++++ Given records ++++
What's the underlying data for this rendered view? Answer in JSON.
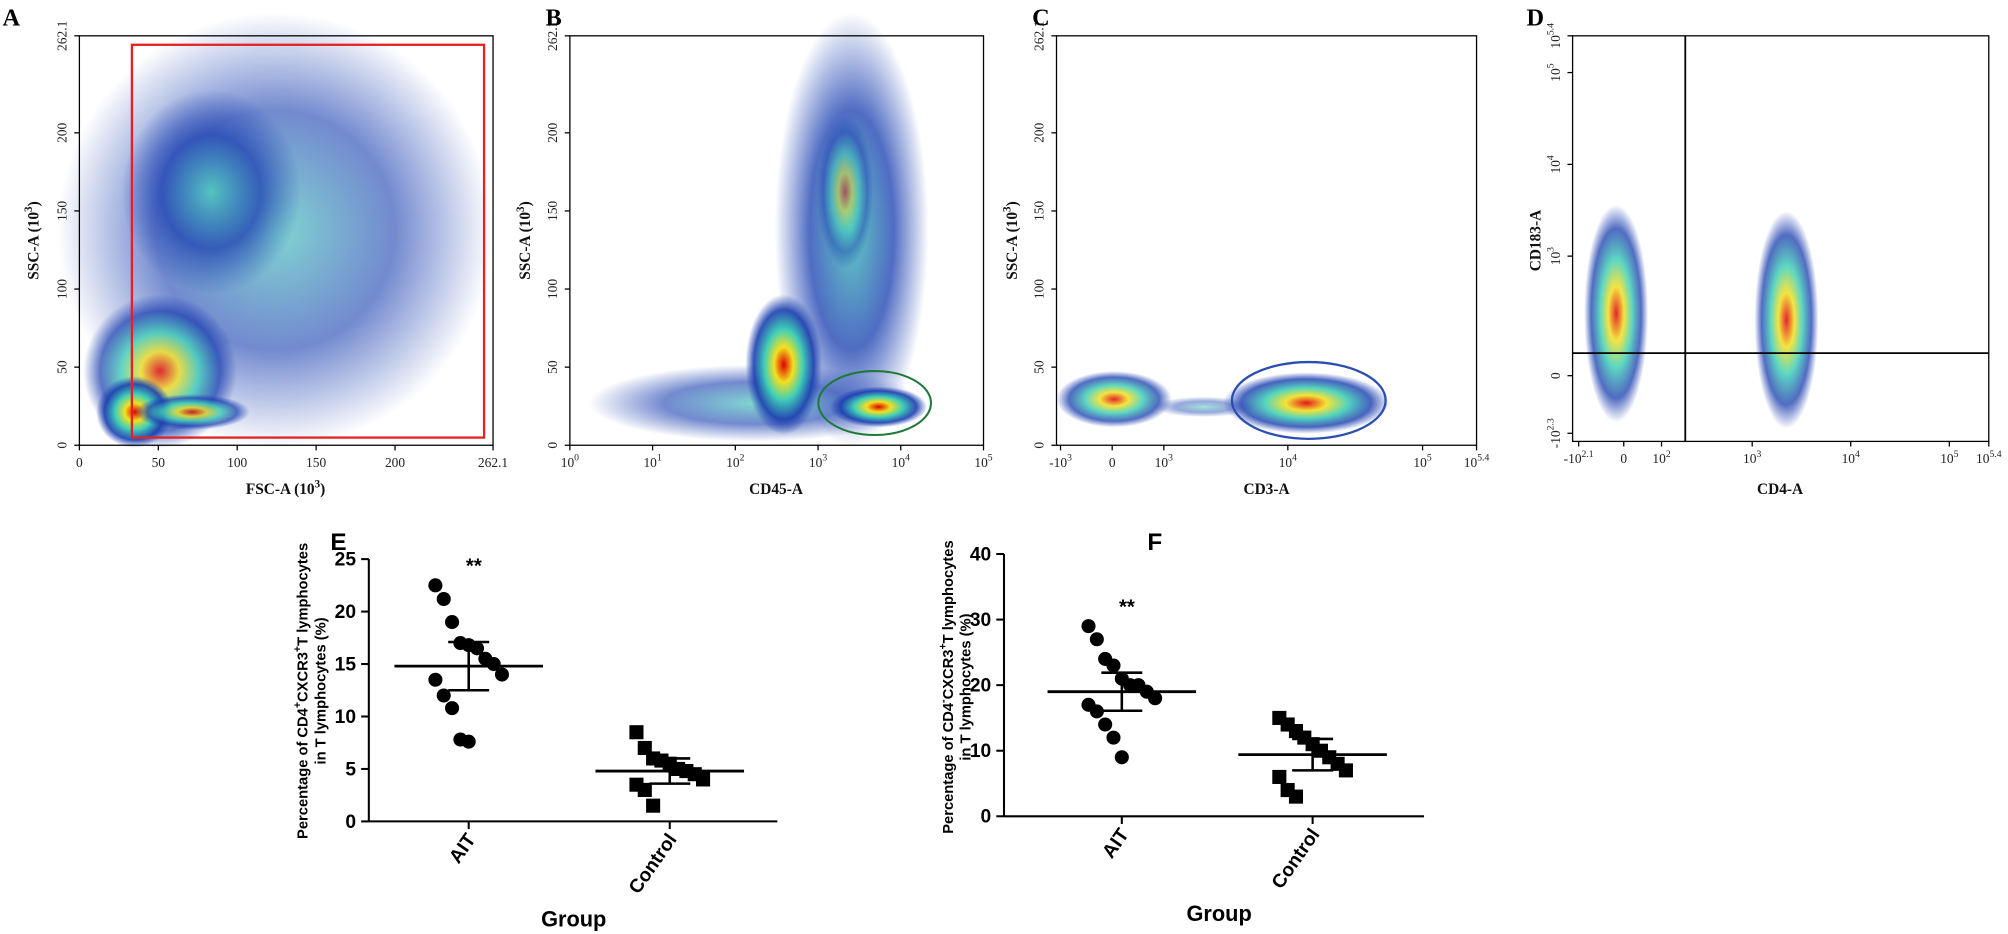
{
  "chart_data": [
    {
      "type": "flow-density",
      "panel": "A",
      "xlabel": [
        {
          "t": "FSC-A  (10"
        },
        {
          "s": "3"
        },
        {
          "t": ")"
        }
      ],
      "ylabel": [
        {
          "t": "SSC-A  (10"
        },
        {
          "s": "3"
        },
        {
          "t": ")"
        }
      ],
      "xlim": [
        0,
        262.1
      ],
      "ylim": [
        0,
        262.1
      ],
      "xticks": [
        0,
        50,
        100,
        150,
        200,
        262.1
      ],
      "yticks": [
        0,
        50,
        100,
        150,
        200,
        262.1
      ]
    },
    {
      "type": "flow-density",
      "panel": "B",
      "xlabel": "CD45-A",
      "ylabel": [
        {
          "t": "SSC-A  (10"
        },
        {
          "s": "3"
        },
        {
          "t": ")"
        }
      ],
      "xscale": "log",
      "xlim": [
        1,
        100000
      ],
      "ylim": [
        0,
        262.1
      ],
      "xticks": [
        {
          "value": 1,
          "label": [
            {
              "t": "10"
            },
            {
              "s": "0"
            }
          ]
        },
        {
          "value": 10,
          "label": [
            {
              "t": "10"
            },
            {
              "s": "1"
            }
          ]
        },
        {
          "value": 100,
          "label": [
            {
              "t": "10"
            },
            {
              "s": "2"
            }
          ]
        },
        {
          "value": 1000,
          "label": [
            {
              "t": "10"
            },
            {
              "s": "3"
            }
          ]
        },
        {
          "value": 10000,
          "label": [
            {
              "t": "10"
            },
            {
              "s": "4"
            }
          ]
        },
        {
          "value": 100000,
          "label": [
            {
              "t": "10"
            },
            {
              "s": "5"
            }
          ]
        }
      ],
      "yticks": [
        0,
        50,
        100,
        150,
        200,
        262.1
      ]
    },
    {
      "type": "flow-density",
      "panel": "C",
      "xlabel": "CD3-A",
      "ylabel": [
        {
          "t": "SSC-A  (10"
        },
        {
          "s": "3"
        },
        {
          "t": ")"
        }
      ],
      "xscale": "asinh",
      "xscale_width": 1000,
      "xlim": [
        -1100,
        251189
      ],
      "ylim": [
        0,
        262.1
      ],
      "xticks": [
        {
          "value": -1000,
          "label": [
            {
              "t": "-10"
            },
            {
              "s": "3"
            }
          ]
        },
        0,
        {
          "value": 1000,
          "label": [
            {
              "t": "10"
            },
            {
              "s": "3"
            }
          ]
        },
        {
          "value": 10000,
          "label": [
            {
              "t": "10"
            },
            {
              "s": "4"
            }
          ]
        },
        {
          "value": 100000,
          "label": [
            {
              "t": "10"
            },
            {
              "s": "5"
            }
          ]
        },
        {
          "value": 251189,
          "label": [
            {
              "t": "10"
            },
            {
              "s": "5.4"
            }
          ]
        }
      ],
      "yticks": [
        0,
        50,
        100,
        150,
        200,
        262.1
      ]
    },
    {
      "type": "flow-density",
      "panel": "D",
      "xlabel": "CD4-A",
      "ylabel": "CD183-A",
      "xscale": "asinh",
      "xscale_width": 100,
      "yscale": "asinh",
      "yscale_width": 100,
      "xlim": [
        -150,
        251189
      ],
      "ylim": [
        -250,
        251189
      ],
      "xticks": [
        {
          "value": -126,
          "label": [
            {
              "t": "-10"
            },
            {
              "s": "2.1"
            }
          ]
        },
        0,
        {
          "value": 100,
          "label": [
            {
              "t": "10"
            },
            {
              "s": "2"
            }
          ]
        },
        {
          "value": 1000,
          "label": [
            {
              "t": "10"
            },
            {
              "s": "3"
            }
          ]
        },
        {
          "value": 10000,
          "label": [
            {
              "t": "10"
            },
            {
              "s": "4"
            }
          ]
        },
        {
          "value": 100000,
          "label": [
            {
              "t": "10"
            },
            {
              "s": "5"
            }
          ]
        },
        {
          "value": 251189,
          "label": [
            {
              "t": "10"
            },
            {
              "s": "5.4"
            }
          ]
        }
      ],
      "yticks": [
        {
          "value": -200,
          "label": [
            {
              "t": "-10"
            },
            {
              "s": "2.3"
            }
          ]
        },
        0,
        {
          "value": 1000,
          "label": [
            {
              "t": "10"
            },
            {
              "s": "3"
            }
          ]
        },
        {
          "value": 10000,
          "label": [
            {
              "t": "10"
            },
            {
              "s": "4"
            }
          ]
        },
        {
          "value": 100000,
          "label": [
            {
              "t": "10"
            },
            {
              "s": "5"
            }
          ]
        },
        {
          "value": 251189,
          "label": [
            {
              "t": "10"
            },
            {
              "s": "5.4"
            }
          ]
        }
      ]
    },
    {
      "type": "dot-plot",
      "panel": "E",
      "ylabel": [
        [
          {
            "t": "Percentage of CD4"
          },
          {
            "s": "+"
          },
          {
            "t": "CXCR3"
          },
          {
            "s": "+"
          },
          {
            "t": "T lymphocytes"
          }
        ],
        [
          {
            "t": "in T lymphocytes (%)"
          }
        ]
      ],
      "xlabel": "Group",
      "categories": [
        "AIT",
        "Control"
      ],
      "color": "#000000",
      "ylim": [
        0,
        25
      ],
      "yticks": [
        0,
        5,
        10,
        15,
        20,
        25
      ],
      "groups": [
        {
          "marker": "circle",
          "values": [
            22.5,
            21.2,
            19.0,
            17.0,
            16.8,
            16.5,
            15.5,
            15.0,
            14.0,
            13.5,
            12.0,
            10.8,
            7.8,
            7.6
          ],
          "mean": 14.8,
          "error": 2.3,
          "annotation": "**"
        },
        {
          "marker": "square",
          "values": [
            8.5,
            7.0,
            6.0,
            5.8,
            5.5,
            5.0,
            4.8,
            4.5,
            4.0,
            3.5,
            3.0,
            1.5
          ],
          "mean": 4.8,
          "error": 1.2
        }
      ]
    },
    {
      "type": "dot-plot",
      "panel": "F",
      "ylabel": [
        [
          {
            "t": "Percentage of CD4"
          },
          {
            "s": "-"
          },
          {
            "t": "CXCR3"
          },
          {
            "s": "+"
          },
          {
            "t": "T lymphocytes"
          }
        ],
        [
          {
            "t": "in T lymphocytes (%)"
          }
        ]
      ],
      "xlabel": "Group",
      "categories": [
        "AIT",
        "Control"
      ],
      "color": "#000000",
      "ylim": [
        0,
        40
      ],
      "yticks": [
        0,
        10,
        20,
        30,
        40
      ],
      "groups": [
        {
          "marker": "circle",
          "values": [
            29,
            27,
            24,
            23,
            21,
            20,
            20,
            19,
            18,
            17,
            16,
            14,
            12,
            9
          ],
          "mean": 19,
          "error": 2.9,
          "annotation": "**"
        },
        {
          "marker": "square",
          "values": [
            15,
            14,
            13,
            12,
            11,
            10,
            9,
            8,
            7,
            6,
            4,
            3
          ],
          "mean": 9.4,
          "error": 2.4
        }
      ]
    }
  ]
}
++++
What is needed: Your task is to repeat the data above exactly while excluding the pictures.

Final answer:
What's the underlying data for this rendered view? Answer in JSON.
{
  "chart_data": [
    {
      "type": "flow-density",
      "panel": "A",
      "xlabel": [
        {
          "t": "FSC-A  (10"
        },
        {
          "s": "3"
        },
        {
          "t": ")"
        }
      ],
      "ylabel": [
        {
          "t": "SSC-A  (10"
        },
        {
          "s": "3"
        },
        {
          "t": ")"
        }
      ],
      "xlim": [
        0,
        262.1
      ],
      "ylim": [
        0,
        262.1
      ],
      "xticks": [
        0,
        50,
        100,
        150,
        200,
        262.1
      ],
      "yticks": [
        0,
        50,
        100,
        150,
        200,
        262.1
      ]
    },
    {
      "type": "flow-density",
      "panel": "B",
      "xlabel": "CD45-A",
      "ylabel": [
        {
          "t": "SSC-A  (10"
        },
        {
          "s": "3"
        },
        {
          "t": ")"
        }
      ],
      "xscale": "log",
      "xlim": [
        1,
        100000
      ],
      "ylim": [
        0,
        262.1
      ],
      "xticks": [
        {
          "value": 1,
          "label": [
            {
              "t": "10"
            },
            {
              "s": "0"
            }
          ]
        },
        {
          "value": 10,
          "label": [
            {
              "t": "10"
            },
            {
              "s": "1"
            }
          ]
        },
        {
          "value": 100,
          "label": [
            {
              "t": "10"
            },
            {
              "s": "2"
            }
          ]
        },
        {
          "value": 1000,
          "label": [
            {
              "t": "10"
            },
            {
              "s": "3"
            }
          ]
        },
        {
          "value": 10000,
          "label": [
            {
              "t": "10"
            },
            {
              "s": "4"
            }
          ]
        },
        {
          "value": 100000,
          "label": [
            {
              "t": "10"
            },
            {
              "s": "5"
            }
          ]
        }
      ],
      "yticks": [
        0,
        50,
        100,
        150,
        200,
        262.1
      ]
    },
    {
      "type": "flow-density",
      "panel": "C",
      "xlabel": "CD3-A",
      "ylabel": [
        {
          "t": "SSC-A  (10"
        },
        {
          "s": "3"
        },
        {
          "t": ")"
        }
      ],
      "xscale": "asinh",
      "xscale_width": 1000,
      "xlim": [
        -1100,
        251189
      ],
      "ylim": [
        0,
        262.1
      ],
      "xticks": [
        {
          "value": -1000,
          "label": [
            {
              "t": "-10"
            },
            {
              "s": "3"
            }
          ]
        },
        0,
        {
          "value": 1000,
          "label": [
            {
              "t": "10"
            },
            {
              "s": "3"
            }
          ]
        },
        {
          "value": 10000,
          "label": [
            {
              "t": "10"
            },
            {
              "s": "4"
            }
          ]
        },
        {
          "value": 100000,
          "label": [
            {
              "t": "10"
            },
            {
              "s": "5"
            }
          ]
        },
        {
          "value": 251189,
          "label": [
            {
              "t": "10"
            },
            {
              "s": "5.4"
            }
          ]
        }
      ],
      "yticks": [
        0,
        50,
        100,
        150,
        200,
        262.1
      ]
    },
    {
      "type": "flow-density",
      "panel": "D",
      "xlabel": "CD4-A",
      "ylabel": "CD183-A",
      "xscale": "asinh",
      "xscale_width": 100,
      "yscale": "asinh",
      "yscale_width": 100,
      "xlim": [
        -150,
        251189
      ],
      "ylim": [
        -250,
        251189
      ],
      "xticks": [
        {
          "value": -126,
          "label": [
            {
              "t": "-10"
            },
            {
              "s": "2.1"
            }
          ]
        },
        0,
        {
          "value": 100,
          "label": [
            {
              "t": "10"
            },
            {
              "s": "2"
            }
          ]
        },
        {
          "value": 1000,
          "label": [
            {
              "t": "10"
            },
            {
              "s": "3"
            }
          ]
        },
        {
          "value": 10000,
          "label": [
            {
              "t": "10"
            },
            {
              "s": "4"
            }
          ]
        },
        {
          "value": 100000,
          "label": [
            {
              "t": "10"
            },
            {
              "s": "5"
            }
          ]
        },
        {
          "value": 251189,
          "label": [
            {
              "t": "10"
            },
            {
              "s": "5.4"
            }
          ]
        }
      ],
      "yticks": [
        {
          "value": -200,
          "label": [
            {
              "t": "-10"
            },
            {
              "s": "2.3"
            }
          ]
        },
        0,
        {
          "value": 1000,
          "label": [
            {
              "t": "10"
            },
            {
              "s": "3"
            }
          ]
        },
        {
          "value": 10000,
          "label": [
            {
              "t": "10"
            },
            {
              "s": "4"
            }
          ]
        },
        {
          "value": 100000,
          "label": [
            {
              "t": "10"
            },
            {
              "s": "5"
            }
          ]
        },
        {
          "value": 251189,
          "label": [
            {
              "t": "10"
            },
            {
              "s": "5.4"
            }
          ]
        }
      ]
    },
    {
      "type": "dot-plot",
      "panel": "E",
      "ylabel": [
        [
          {
            "t": "Percentage of CD4"
          },
          {
            "s": "+"
          },
          {
            "t": "CXCR3"
          },
          {
            "s": "+"
          },
          {
            "t": "T lymphocytes"
          }
        ],
        [
          {
            "t": "in T lymphocytes (%)"
          }
        ]
      ],
      "xlabel": "Group",
      "categories": [
        "AIT",
        "Control"
      ],
      "color": "#000000",
      "ylim": [
        0,
        25
      ],
      "yticks": [
        0,
        5,
        10,
        15,
        20,
        25
      ],
      "groups": [
        {
          "marker": "circle",
          "values": [
            22.5,
            21.2,
            19.0,
            17.0,
            16.8,
            16.5,
            15.5,
            15.0,
            14.0,
            13.5,
            12.0,
            10.8,
            7.8,
            7.6
          ],
          "mean": 14.8,
          "error": 2.3,
          "annotation": "**"
        },
        {
          "marker": "square",
          "values": [
            8.5,
            7.0,
            6.0,
            5.8,
            5.5,
            5.0,
            4.8,
            4.5,
            4.0,
            3.5,
            3.0,
            1.5
          ],
          "mean": 4.8,
          "error": 1.2
        }
      ]
    },
    {
      "type": "dot-plot",
      "panel": "F",
      "ylabel": [
        [
          {
            "t": "Percentage of CD4"
          },
          {
            "s": "-"
          },
          {
            "t": "CXCR3"
          },
          {
            "s": "+"
          },
          {
            "t": "T lymphocytes"
          }
        ],
        [
          {
            "t": "in T lymphocytes (%)"
          }
        ]
      ],
      "xlabel": "Group",
      "categories": [
        "AIT",
        "Control"
      ],
      "color": "#000000",
      "ylim": [
        0,
        40
      ],
      "yticks": [
        0,
        10,
        20,
        30,
        40
      ],
      "groups": [
        {
          "marker": "circle",
          "values": [
            29,
            27,
            24,
            23,
            21,
            20,
            20,
            19,
            18,
            17,
            16,
            14,
            12,
            9
          ],
          "mean": 19,
          "error": 2.9,
          "annotation": "**"
        },
        {
          "marker": "square",
          "values": [
            15,
            14,
            13,
            12,
            11,
            10,
            9,
            8,
            7,
            6,
            4,
            3
          ],
          "mean": 9.4,
          "error": 2.4
        }
      ]
    }
  ]
}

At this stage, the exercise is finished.